== Requirements ==
Set down every record once more, exactly as given.

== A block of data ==
---+---

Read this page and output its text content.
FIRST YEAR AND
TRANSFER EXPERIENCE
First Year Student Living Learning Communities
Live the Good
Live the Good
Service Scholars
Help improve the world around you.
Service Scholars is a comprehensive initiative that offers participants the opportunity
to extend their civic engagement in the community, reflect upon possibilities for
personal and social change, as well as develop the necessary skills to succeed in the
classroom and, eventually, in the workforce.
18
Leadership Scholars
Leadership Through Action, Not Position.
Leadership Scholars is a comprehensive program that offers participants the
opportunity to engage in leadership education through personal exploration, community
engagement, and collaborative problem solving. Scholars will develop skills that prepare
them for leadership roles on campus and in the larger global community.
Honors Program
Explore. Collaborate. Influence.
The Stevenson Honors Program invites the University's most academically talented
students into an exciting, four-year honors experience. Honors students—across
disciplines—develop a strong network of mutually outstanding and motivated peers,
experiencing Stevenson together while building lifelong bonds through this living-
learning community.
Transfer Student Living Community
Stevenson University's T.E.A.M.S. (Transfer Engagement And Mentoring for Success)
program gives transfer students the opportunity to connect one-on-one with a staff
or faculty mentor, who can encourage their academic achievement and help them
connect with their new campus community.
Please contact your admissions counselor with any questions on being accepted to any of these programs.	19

---+---

== Written solution ==
Read this page and output its text content.
FIRST YEAR AND
TRANSFER EXPERIENCE
First Year Student Living Learning Communities
Live the Good
Live the Good
Service Scholars
Help improve the world around you.
Service Scholars is a comprehensive initiative that offers participants the opportunity
to extend their civic engagement in the community, reflect upon possibilities for
personal and social change, as well as develop the necessary skills to succeed in the
classroom and, eventually, in the workforce.
18
Leadership Scholars
Leadership Through Action, Not Position.
Leadership Scholars is a comprehensive program that offers participants the
opportunity to engage in leadership education through personal exploration, community
engagement, and collaborative problem solving. Scholars will develop skills that prepare
them for leadership roles on campus and in the larger global community.
Honors Program
Explore. Collaborate. Influence.
The Stevenson Honors Program invites the University's most academically talented
students into an exciting, four-year honors experience. Honors students—across
disciplines—develop a strong network of mutually outstanding and motivated peers,
experiencing Stevenson together while building lifelong bonds through this living-
learning community.
Transfer Student Living Community
Stevenson University's T.E.A.M.S. (Transfer Engagement And Mentoring for Success)
program gives transfer students the opportunity to connect one-on-one with a staff
or faculty mentor, who can encourage their academic achievement and help them
connect with their new campus community.
Please contact your admissions counselor with any questions on being accepted to any of these programs.	19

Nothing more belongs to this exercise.